本発明に係るコーティング和紙の製造方法は、図1に示すようなコーティング和紙1を製造する方法であり、少なくとも、以下の(1)〜(3)に示す工程を備えた方法である。
(1)調製工程:固形分比で、フッ素樹脂100質量部に対して、アクリル系樹脂エマルジョンを50〜550質量部で添加することで、コーティング処理剤を調製する。
(2)塗布工程:基材和紙2の表面2aに、調製工程で得られたコーティング処理剤(図示略)を塗布する。
(3)乾燥工程:塗布工程で塗布したコーティング処理剤を乾燥させることにより、基材和紙2の表面2aにコーティング層3を形成する。
本発明に係るコーティング和紙1の製造方法においいては、まず、調製工程において、基材和紙2上にコーティング層3を形成するためのコーティング処理剤を調製する。
具体的には、まず、フッ素樹脂、及び、アクリル系樹脂として、上記で例示したものの中から適宜選択して準備する。
次いで、水性であるアクリル系樹脂を水に添加し、アクリル系樹脂エマルジョンを予備調製する。
次に、塗布工程においては、上記の調製工程で得られたコーティング処理剤を、基材和紙2の表面2aに塗布する。

データ部:
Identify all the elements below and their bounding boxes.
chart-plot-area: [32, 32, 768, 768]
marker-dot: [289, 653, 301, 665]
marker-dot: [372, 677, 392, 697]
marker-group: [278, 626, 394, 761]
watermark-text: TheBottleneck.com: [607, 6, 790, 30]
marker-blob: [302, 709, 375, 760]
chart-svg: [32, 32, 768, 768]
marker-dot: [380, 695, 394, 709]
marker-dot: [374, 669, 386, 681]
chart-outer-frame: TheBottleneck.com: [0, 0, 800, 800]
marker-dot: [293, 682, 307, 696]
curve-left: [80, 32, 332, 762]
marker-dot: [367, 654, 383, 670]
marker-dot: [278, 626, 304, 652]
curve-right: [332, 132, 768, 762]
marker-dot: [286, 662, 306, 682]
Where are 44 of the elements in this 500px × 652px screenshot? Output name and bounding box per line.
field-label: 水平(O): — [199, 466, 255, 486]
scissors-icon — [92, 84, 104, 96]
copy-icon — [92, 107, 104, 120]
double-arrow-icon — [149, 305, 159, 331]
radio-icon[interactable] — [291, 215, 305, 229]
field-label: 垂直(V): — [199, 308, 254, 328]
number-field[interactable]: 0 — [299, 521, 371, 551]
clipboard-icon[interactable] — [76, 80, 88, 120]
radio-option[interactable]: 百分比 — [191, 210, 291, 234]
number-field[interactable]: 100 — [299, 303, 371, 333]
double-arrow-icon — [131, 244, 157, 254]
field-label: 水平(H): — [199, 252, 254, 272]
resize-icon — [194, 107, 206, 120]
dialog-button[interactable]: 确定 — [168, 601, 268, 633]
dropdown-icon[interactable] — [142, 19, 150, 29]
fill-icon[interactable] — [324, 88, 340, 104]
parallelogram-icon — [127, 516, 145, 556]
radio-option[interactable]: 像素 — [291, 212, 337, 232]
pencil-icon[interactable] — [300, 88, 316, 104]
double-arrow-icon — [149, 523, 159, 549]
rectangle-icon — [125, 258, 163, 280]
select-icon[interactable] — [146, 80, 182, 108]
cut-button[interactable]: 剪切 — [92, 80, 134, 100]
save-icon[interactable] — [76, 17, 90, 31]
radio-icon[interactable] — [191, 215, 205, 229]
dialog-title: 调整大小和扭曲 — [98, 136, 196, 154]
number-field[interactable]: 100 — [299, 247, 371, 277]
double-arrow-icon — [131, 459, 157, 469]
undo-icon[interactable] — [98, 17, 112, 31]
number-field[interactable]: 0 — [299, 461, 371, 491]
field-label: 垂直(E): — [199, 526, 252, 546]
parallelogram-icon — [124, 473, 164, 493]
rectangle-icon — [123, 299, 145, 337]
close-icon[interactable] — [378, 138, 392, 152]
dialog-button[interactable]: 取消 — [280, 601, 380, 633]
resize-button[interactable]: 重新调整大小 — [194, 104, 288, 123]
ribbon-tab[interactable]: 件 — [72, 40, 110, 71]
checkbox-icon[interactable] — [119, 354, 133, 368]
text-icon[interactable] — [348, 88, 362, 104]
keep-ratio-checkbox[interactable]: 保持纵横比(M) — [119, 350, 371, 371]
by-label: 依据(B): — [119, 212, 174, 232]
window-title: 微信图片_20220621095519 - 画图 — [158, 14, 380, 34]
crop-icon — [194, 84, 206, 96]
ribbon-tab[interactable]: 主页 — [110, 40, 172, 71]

課題一覧:
**1)** コーティング和紙の製造方法に関する文章のうち、「(3)乾燥工程:塗布工程で塗」から「エマルジョンを予備調製する。」までを、両端も含めてそのまま書き写してください。
**2)** コーティング和紙の製造方法に関する文章では、調製工程でフッ素樹脂100質量部に対してアクリル系樹脂エマルジョンを固形分比で何質量部添加するとされていますか。
**3)** コーティング和紙の製造方法に関する文章を、最後の文の続きから書き継いでください。
記録は別の出典から取られたものです。

解答結果:
**1)**
(3)乾燥工程:塗布工程で塗布したコーティング処理剤を乾燥させることにより、基材和紙2の表面2aにコーティング層3を形成する。
本発明に係るコーティング和紙1の製造方法においいては、まず、調製工程において、基材和紙2上にコーティング層3を形成するためのコーティング処理剤を調製する。
具体的には、まず、フッ素樹脂、及び、アクリル系樹脂として、上記で例示したものの中から適宜選択して準備する。
次いで、水性であるアクリル系樹脂を水に添加し、アクリル系樹脂エマルジョンを予備調製する。

**2)** 50〜550質量部です。

**3)**
具体的には、従来公知の塗布方法を用いて、基材和紙2の表面2aに、コーティング処理剤を、むらなく均一に塗布する。
次に、乾燥工程においては、塗布工程で塗布したコーティング処理剤を乾燥・硬化させることにより、基材和紙2の表面2aにコーティング層3を形成する。具体的には、基材和紙2の表面2aに形成されたコーティング処理剤からなる塗膜に対して、従来公知の乾燥方法、例えば、熱風オーブン内で放置する等の方法により、塗膜を乾燥・硬化させる。
本発明に係る化粧板は、上記構成を備えた本発明に係るコーティング和紙が、基板の何れか一方の表面に備えられて構成される。
即ち、図3に示すように、本発明に係る化粧板10は、基板11の表面11a側にコーティング和紙1が備えられている。
あるいは、図2を参照して説明するが、まず、基板11の表面11a上に基材和紙2を貼着した後、上述した製造方法により、基材和紙2の表面2a上にコーティング層3を形成する方法を採用することもできる。
同様に、化粧板10全体の厚みとしても、特に限定されず、上記の基板11の厚みに、シート状のコーティング和紙1及び接着剤や粘着テープ等の厚みを加えた程度の厚みとすればよい。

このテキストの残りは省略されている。